Check every line of the material below for the string "банковской", and return the ones that have it.

-- START Data records --

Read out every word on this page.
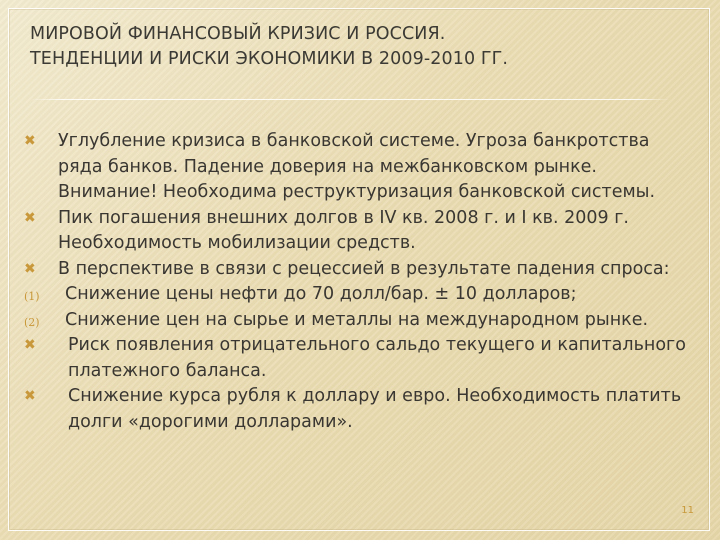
МИРОВОЙ ФИНАНСОВЫЙ КРИЗИС И РОССИЯ.
ТЕНДЕНЦИИ И РИСКИ ЭКОНОМИКИ В 2009-2010 ГГ.
✖	Углубление кризиса в банковской системе. Угроза банкротства
ряда банков. Падение доверия на межбанковском рынке.
Внимание! Необходима реструктуризация банковской системы.
✖	Пик погашения внешних долгов в IV кв. 2008 г. и I кв. 2009 г.
Необходимость мобилизации средств.
✖	В перспективе в связи с рецессией в результате падения спроса:
(1)	Снижение цены нефти до 70 долл/бар. ± 10 долларов;
(2)	Снижение цен на сырье и металлы на международном рынке.
✖	Риск появления отрицательного сальдо текущего и капитального
платежного баланса.
✖	Снижение курса рубля к доллару и евро. Необходимость платить
долги «дорогими долларами».
11
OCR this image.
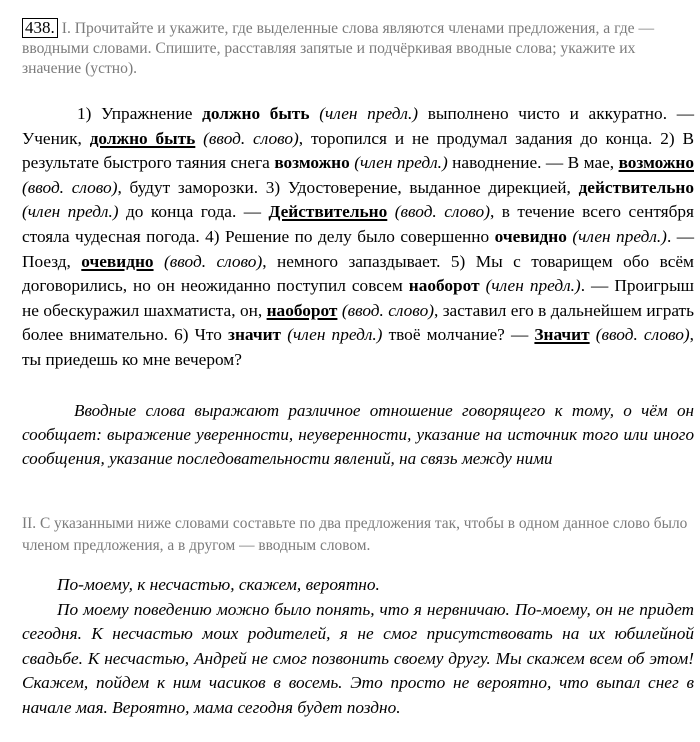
438. I. Прочитайте и укажите, где выделенные слова являются членами предложения, а где — вводными словами. Спишите, расставляя запятые и подчёркивая вводные слова; укажите их значение (устно).
1) Упражнение должно быть (член предл.) выполнено чисто и аккуратно. — Ученик, должно быть (ввод. слово), торопился и не продумал задания до конца. 2) В результате быстрого таяния снега возможно (член предл.) наводнение. — В мае, возможно (ввод. слово), будут заморозки. 3) Удостоверение, выданное дирекцией, действительно (член предл.) до конца года. — Действительно (ввод. слово), в течение всего сентября стояла чудесная погода. 4) Решение по делу было совершенно очевидно (член предл.). — Поезд, очевидно (ввод. слово), немного запаздывает. 5) Мы с товарищем обо всём договорились, но он неожиданно поступил совсем наоборот (член предл.). — Проигрыш не обескуражил шахматиста, он, наоборот (ввод. слово), заставил его в дальнейшем играть более внимательно. 6) Что значит (член предл.) твоё молчание? — Значит (ввод. слово), ты приедешь ко мне вечером?
Вводные слова выражают различное отношение говорящего к тому, о чём он сообщает: выражение уверенности, неуверенности, указание на источник того или иного сообщения, указание последовательности явлений, на связь между ними
II. С указанными ниже словами составьте по два предложения так, чтобы в одном данное слово было членом предложения, а в другом — вводным словом.

По-моему, к несчастью, скажем, вероятно.

По моему поведению можно было понять, что я нервничаю. По-моему, он не придет сегодня. К несчастью моих родителей, я не смог присутствовать на их юбилейной свадьбе. К несчастью, Андрей не смог позвонить своему другу. Мы скажем всем об этом! Скажем, пойдем к ним часиков в восемь. Это просто не вероятно, что выпал снег в начале мая. Вероятно, мама сегодня будет поздно.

-- END Data records --

• **Task output**:
✖	Углубление кризиса в банковской системе. Угроза банкротства
Внимание! Необходима реструктуризация банковской системы.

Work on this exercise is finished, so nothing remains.